--- START ---
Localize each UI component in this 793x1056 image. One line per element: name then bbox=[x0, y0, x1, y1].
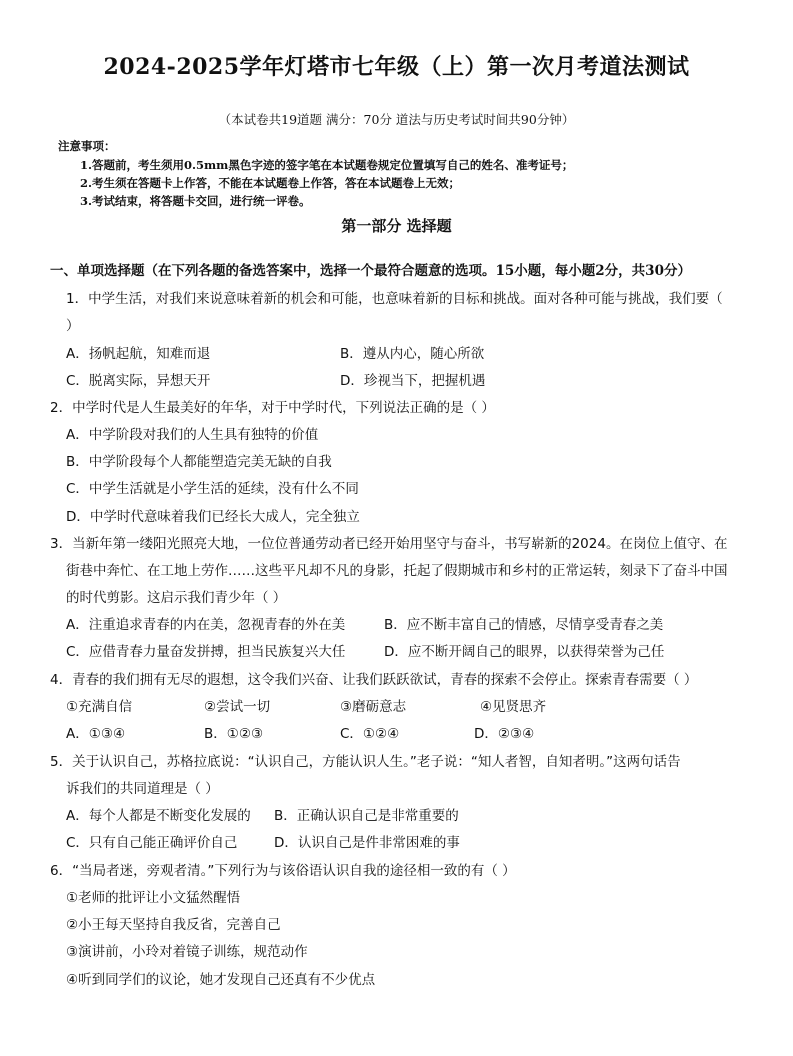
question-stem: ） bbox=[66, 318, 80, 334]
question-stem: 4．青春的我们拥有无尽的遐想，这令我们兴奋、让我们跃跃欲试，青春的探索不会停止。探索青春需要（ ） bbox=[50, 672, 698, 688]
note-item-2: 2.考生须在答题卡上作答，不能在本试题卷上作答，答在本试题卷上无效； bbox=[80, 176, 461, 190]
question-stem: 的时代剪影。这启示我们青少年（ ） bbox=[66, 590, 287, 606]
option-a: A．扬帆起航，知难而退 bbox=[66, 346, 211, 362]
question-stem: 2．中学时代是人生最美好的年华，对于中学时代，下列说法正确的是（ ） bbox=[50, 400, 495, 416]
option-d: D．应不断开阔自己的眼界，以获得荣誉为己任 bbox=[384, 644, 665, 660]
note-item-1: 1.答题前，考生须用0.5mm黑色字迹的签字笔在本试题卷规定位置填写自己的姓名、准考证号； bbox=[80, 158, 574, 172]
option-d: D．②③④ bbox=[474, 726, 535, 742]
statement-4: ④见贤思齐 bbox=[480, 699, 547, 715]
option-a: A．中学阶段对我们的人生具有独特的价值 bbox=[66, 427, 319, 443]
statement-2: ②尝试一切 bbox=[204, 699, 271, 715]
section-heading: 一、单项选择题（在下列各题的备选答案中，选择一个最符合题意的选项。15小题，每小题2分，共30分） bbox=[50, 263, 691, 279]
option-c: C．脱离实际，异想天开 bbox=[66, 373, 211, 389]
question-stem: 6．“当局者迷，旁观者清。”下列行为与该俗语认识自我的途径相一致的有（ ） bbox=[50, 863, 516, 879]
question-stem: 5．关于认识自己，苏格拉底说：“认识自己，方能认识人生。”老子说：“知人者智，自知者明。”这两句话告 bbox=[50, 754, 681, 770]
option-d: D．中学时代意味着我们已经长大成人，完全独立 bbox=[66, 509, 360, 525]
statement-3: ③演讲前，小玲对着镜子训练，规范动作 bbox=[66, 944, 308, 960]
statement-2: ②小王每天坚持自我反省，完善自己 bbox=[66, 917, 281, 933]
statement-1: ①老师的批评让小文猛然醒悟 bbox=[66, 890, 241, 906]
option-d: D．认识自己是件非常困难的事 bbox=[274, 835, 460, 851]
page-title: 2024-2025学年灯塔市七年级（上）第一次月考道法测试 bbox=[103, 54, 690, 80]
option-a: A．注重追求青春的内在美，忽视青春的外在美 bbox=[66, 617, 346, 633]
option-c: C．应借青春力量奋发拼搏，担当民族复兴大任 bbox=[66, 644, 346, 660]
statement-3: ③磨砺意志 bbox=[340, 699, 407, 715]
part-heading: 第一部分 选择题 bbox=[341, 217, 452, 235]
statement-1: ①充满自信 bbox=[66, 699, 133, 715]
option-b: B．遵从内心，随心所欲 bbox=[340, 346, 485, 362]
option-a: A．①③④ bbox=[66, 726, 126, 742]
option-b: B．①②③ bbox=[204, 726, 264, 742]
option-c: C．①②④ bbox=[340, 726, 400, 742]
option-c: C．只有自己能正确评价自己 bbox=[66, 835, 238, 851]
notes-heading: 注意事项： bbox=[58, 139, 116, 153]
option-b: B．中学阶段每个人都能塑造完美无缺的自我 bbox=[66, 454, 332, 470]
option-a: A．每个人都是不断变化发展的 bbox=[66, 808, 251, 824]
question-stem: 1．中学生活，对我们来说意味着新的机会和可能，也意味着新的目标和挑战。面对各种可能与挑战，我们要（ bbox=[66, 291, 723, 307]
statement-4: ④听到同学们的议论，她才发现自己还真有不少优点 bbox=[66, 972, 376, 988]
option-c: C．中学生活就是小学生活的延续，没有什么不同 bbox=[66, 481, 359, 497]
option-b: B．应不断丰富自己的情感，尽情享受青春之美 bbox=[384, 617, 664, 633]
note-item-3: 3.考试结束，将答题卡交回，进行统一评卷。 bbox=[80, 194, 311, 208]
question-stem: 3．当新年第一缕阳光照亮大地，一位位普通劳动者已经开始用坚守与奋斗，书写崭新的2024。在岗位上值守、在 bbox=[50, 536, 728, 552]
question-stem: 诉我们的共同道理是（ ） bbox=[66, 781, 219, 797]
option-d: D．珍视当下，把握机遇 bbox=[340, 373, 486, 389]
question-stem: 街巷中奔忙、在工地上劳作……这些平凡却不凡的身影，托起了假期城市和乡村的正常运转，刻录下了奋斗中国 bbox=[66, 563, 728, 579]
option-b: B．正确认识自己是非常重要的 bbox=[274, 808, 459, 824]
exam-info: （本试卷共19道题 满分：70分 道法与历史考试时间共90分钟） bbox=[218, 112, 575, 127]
--- END ---
▶ [Work required]:
Rewrite all of the records with every "答题卡" swapped for "答题纸" and nothing else changed. Leave the pictures out of your answer.

▶ [Result of the task]:
Localize each UI component in this 793x1056 image. One line per element: name then bbox=[x0, y0, x1, y1].
question-stem: ） bbox=[66, 318, 80, 334]
question-stem: 4．青春的我们拥有无尽的遐想，这令我们兴奋、让我们跃跃欲试，青春的探索不会停止。探索青春需要（ ） bbox=[50, 672, 698, 688]
note-item-2: 2.考生须在答题纸上作答，不能在本试题卷上作答，答在本试题卷上无效； bbox=[80, 176, 461, 190]
question-stem: 的时代剪影。这启示我们青少年（ ） bbox=[66, 590, 287, 606]
option-a: A．扬帆起航，知难而退 bbox=[66, 346, 211, 362]
question-stem: 2．中学时代是人生最美好的年华，对于中学时代，下列说法正确的是（ ） bbox=[50, 400, 495, 416]
option-d: D．应不断开阔自己的眼界，以获得荣誉为己任 bbox=[384, 644, 665, 660]
note-item-1: 1.答题前，考生须用0.5mm黑色字迹的签字笔在本试题卷规定位置填写自己的姓名、准考证号； bbox=[80, 158, 574, 172]
option-d: D．②③④ bbox=[474, 726, 535, 742]
statement-4: ④见贤思齐 bbox=[480, 699, 547, 715]
option-a: A．中学阶段对我们的人生具有独特的价值 bbox=[66, 427, 319, 443]
statement-2: ②尝试一切 bbox=[204, 699, 271, 715]
section-heading: 一、单项选择题（在下列各题的备选答案中，选择一个最符合题意的选项。15小题，每小题2分，共30分） bbox=[50, 263, 691, 279]
option-c: C．脱离实际，异想天开 bbox=[66, 373, 211, 389]
question-stem: 6．“当局者迷，旁观者清。”下列行为与该俗语认识自我的途径相一致的有（ ） bbox=[50, 863, 516, 879]
question-stem: 5．关于认识自己，苏格拉底说：“认识自己，方能认识人生。”老子说：“知人者智，自知者明。”这两句话告 bbox=[50, 754, 681, 770]
option-d: D．中学时代意味着我们已经长大成人，完全独立 bbox=[66, 509, 360, 525]
statement-3: ③演讲前，小玲对着镜子训练，规范动作 bbox=[66, 944, 308, 960]
statement-2: ②小王每天坚持自我反省，完善自己 bbox=[66, 917, 281, 933]
statement-1: ①老师的批评让小文猛然醒悟 bbox=[66, 890, 241, 906]
option-d: D．认识自己是件非常困难的事 bbox=[274, 835, 460, 851]
page-title: 2024-2025学年灯塔市七年级（上）第一次月考道法测试 bbox=[103, 54, 690, 80]
option-a: A．注重追求青春的内在美，忽视青春的外在美 bbox=[66, 617, 346, 633]
option-c: C．应借青春力量奋发拼搏，担当民族复兴大任 bbox=[66, 644, 346, 660]
statement-3: ③磨砺意志 bbox=[340, 699, 407, 715]
part-heading: 第一部分 选择题 bbox=[341, 217, 452, 235]
statement-1: ①充满自信 bbox=[66, 699, 133, 715]
option-b: B．遵从内心，随心所欲 bbox=[340, 346, 485, 362]
option-a: A．①③④ bbox=[66, 726, 126, 742]
option-b: B．①②③ bbox=[204, 726, 264, 742]
option-c: C．①②④ bbox=[340, 726, 400, 742]
option-c: C．只有自己能正确评价自己 bbox=[66, 835, 238, 851]
notes-heading: 注意事项： bbox=[58, 139, 116, 153]
option-b: B．中学阶段每个人都能塑造完美无缺的自我 bbox=[66, 454, 332, 470]
option-a: A．每个人都是不断变化发展的 bbox=[66, 808, 251, 824]
question-stem: 1．中学生活，对我们来说意味着新的机会和可能，也意味着新的目标和挑战。面对各种可能与挑战，我们要（ bbox=[66, 291, 723, 307]
statement-4: ④听到同学们的议论，她才发现自己还真有不少优点 bbox=[66, 972, 376, 988]
option-c: C．中学生活就是小学生活的延续，没有什么不同 bbox=[66, 481, 359, 497]
option-b: B．应不断丰富自己的情感，尽情享受青春之美 bbox=[384, 617, 664, 633]
note-item-3: 3.考试结束，将答题纸交回，进行统一评卷。 bbox=[80, 194, 311, 208]
question-stem: 3．当新年第一缕阳光照亮大地，一位位普通劳动者已经开始用坚守与奋斗，书写崭新的2024。在岗位上值守、在 bbox=[50, 536, 728, 552]
question-stem: 诉我们的共同道理是（ ） bbox=[66, 781, 219, 797]
option-d: D．珍视当下，把握机遇 bbox=[340, 373, 486, 389]
question-stem: 街巷中奔忙、在工地上劳作……这些平凡却不凡的身影，托起了假期城市和乡村的正常运转，刻录下了奋斗中国 bbox=[66, 563, 728, 579]
option-b: B．正确认识自己是非常重要的 bbox=[274, 808, 459, 824]
exam-info: （本试卷共19道题 满分：70分 道法与历史考试时间共90分钟） bbox=[218, 112, 575, 127]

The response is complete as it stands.